> What this task involves
Repeat the records below exactly, leaving out any pictures.

> Material for this exercise
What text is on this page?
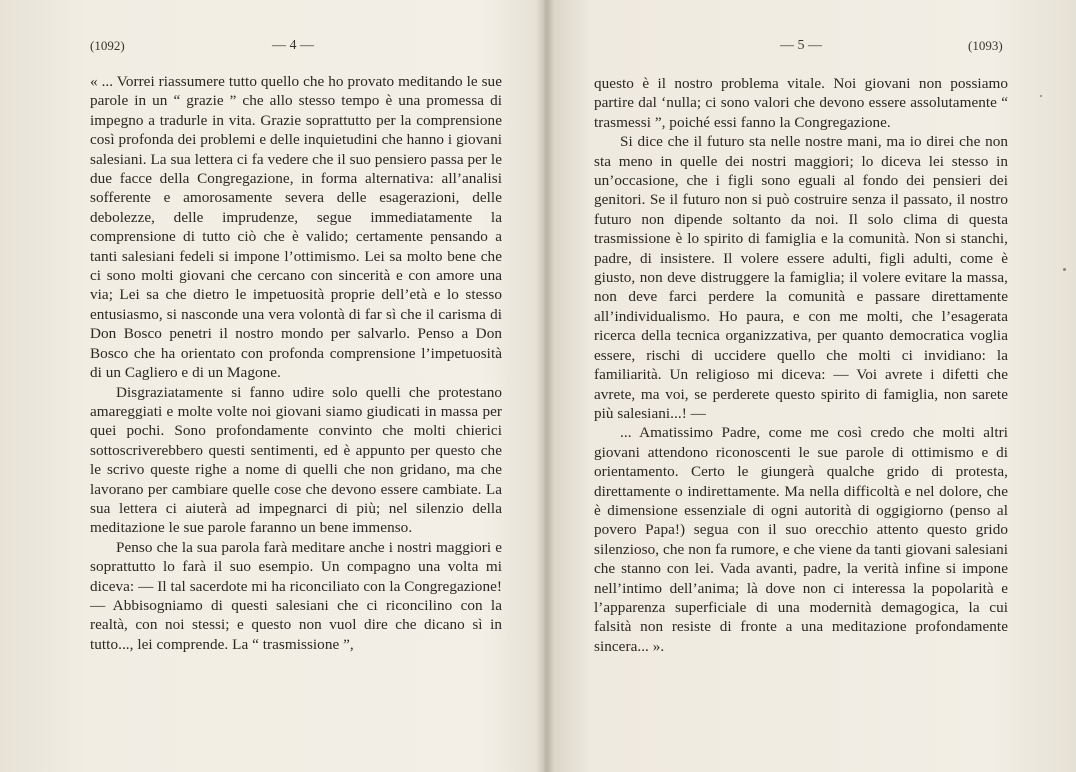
(1092)	— 4 —

« ... Vorrei riassumere tutto quello che ho provato meditando le sue parole in un “ grazie ” che allo stesso tempo è una promessa di impegno a tradurle in vita. Grazie soprattutto per la comprensione così profonda dei problemi e delle inquietudini che hanno i giovani salesiani. La sua lettera ci fa vedere che il suo pensiero passa per le due facce della Congregazione, in forma alternativa: all’analisi sofferente e amorosamente severa delle esagerazioni, delle debolezze, delle imprudenze, segue immediatamente la comprensione di tutto ciò che è valido; certamente pensando a tanti salesiani fedeli si impone l’ottimismo. Lei sa molto bene che ci sono molti giovani che cercano con sincerità e con amore una via; Lei sa che dietro le impetuosità proprie dell’età e lo stesso entusiasmo, si nasconde una vera volontà di far sì che il carisma di Don Bosco penetri il nostro mondo per salvarlo. Penso a Don Bosco che ha orientato con profonda comprensione l’impetuosità di un Cagliero e di un Magone.

Disgraziatamente si fanno udire solo quelli che protestano amareggiati e molte volte noi giovani siamo giudicati in massa per quei pochi. Sono profondamente convinto che molti chierici sottoscriverebbero questi sentimenti, ed è appunto per questo che le scrivo queste righe a nome di quelli che non gridano, ma che lavorano per cambiare quelle cose che devono essere cambiate. La sua lettera ci aiuterà ad impegnarci di più; nel silenzio della meditazione le sue parole faranno un bene immenso.

Penso che la sua parola farà meditare anche i nostri maggiori e soprattutto lo farà il suo esempio. Un compagno una volta mi diceva: — Il tal sacerdote mi ha riconciliato con la Congregazione! — Abbisogniamo di questi salesiani che ci riconcilino con la realtà, con noi stessi; e questo non vuol dire che dicano sì in tutto..., lei comprende. La “ trasmissione ”,

— 5 —	(1093)

questo è il nostro problema vitale. Noi giovani non possiamo partire dal ‘nulla; ci sono valori che devono essere assolutamente “ trasmessi ”, poiché essi fanno la Congregazione.

Si dice che il futuro sta nelle nostre mani, ma io direi che non sta meno in quelle dei nostri maggiori; lo diceva lei stesso in un’occasione, che i figli sono eguali al fondo dei pensieri dei genitori. Se il futuro non si può costruire senza il passato, il nostro futuro non dipende soltanto da noi. Il solo clima di questa trasmissione è lo spirito di famiglia e la comunità. Non si stanchi, padre, di insistere. Il volere essere adulti, figli adulti, come è giusto, non deve distruggere la famiglia; il volere evitare la massa, non deve farci perdere la comunità e passare direttamente all’individualismo. Ho paura, e con me molti, che l’esagerata ricerca della tecnica organizzativa, per quanto democratica voglia essere, rischi di uccidere quello che molti ci invidiano: la familiarità. Un religioso mi diceva: — Voi avrete i difetti che avrete, ma voi, se perderete questo spirito di famiglia, non sarete più salesiani...! —

... Amatissimo Padre, come me così credo che molti altri giovani attendono riconoscenti le sue parole di ottimismo e di orientamento. Certo le giungerà qualche grido di protesta, direttamente o indirettamente. Ma nella difficoltà e nel dolore, che è dimensione essenziale di ogni autorità di oggigiorno (penso al povero Papa!) segua con il suo orecchio attento questo grido silenzioso, che non fa rumore, e che viene da tanti giovani salesiani che stanno con lei. Vada avanti, padre, la verità infine si impone nell’intimo dell’anima; là dove non ci interessa la popolarità e l’apparenza superficiale di una modernità demagogica, la cui falsità non resiste di fronte a una meditazione profondamente sincera... ».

> Full answer
What text is on this page?
(1092)	— 4 —

« ... Vorrei riassumere tutto quello che ho provato meditando le sue parole in un “ grazie ” che allo stesso tempo è una promessa di impegno a tradurle in vita. Grazie soprattutto per la comprensione così profonda dei problemi e delle inquietudini che hanno i giovani salesiani. La sua lettera ci fa vedere che il suo pensiero passa per le due facce della Congregazione, in forma alternativa: all’analisi sofferente e amorosamente severa delle esagerazioni, delle debolezze, delle imprudenze, segue immediatamente la comprensione di tutto ciò che è valido; certamente pensando a tanti salesiani fedeli si impone l’ottimismo. Lei sa molto bene che ci sono molti giovani che cercano con sincerità e con amore una via; Lei sa che dietro le impetuosità proprie dell’età e lo stesso entusiasmo, si nasconde una vera volontà di far sì che il carisma di Don Bosco penetri il nostro mondo per salvarlo. Penso a Don Bosco che ha orientato con profonda comprensione l’impetuosità di un Cagliero e di un Magone.

Disgraziatamente si fanno udire solo quelli che protestano amareggiati e molte volte noi giovani siamo giudicati in massa per quei pochi. Sono profondamente convinto che molti chierici sottoscriverebbero questi sentimenti, ed è appunto per questo che le scrivo queste righe a nome di quelli che non gridano, ma che lavorano per cambiare quelle cose che devono essere cambiate. La sua lettera ci aiuterà ad impegnarci di più; nel silenzio della meditazione le sue parole faranno un bene immenso.

Penso che la sua parola farà meditare anche i nostri maggiori e soprattutto lo farà il suo esempio. Un compagno una volta mi diceva: — Il tal sacerdote mi ha riconciliato con la Congregazione! — Abbisogniamo di questi salesiani che ci riconcilino con la realtà, con noi stessi; e questo non vuol dire che dicano sì in tutto..., lei comprende. La “ trasmissione ”,

— 5 —	(1093)

questo è il nostro problema vitale. Noi giovani non possiamo partire dal ‘nulla; ci sono valori che devono essere assolutamente “ trasmessi ”, poiché essi fanno la Congregazione.

Si dice che il futuro sta nelle nostre mani, ma io direi che non sta meno in quelle dei nostri maggiori; lo diceva lei stesso in un’occasione, che i figli sono eguali al fondo dei pensieri dei genitori. Se il futuro non si può costruire senza il passato, il nostro futuro non dipende soltanto da noi. Il solo clima di questa trasmissione è lo spirito di famiglia e la comunità. Non si stanchi, padre, di insistere. Il volere essere adulti, figli adulti, come è giusto, non deve distruggere la famiglia; il volere evitare la massa, non deve farci perdere la comunità e passare direttamente all’individualismo. Ho paura, e con me molti, che l’esagerata ricerca della tecnica organizzativa, per quanto democratica voglia essere, rischi di uccidere quello che molti ci invidiano: la familiarità. Un religioso mi diceva: — Voi avrete i difetti che avrete, ma voi, se perderete questo spirito di famiglia, non sarete più salesiani...! —

... Amatissimo Padre, come me così credo che molti altri giovani attendono riconoscenti le sue parole di ottimismo e di orientamento. Certo le giungerà qualche grido di protesta, direttamente o indirettamente. Ma nella difficoltà e nel dolore, che è dimensione essenziale di ogni autorità di oggigiorno (penso al povero Papa!) segua con il suo orecchio attento questo grido silenzioso, che non fa rumore, e che viene da tanti giovani salesiani che stanno con lei. Vada avanti, padre, la verità infine si impone nell’intimo dell’anima; là dove non ci interessa la popolarità e l’apparenza superficiale di una modernità demagogica, la cui falsità non resiste di fronte a una meditazione profondamente sincera... ».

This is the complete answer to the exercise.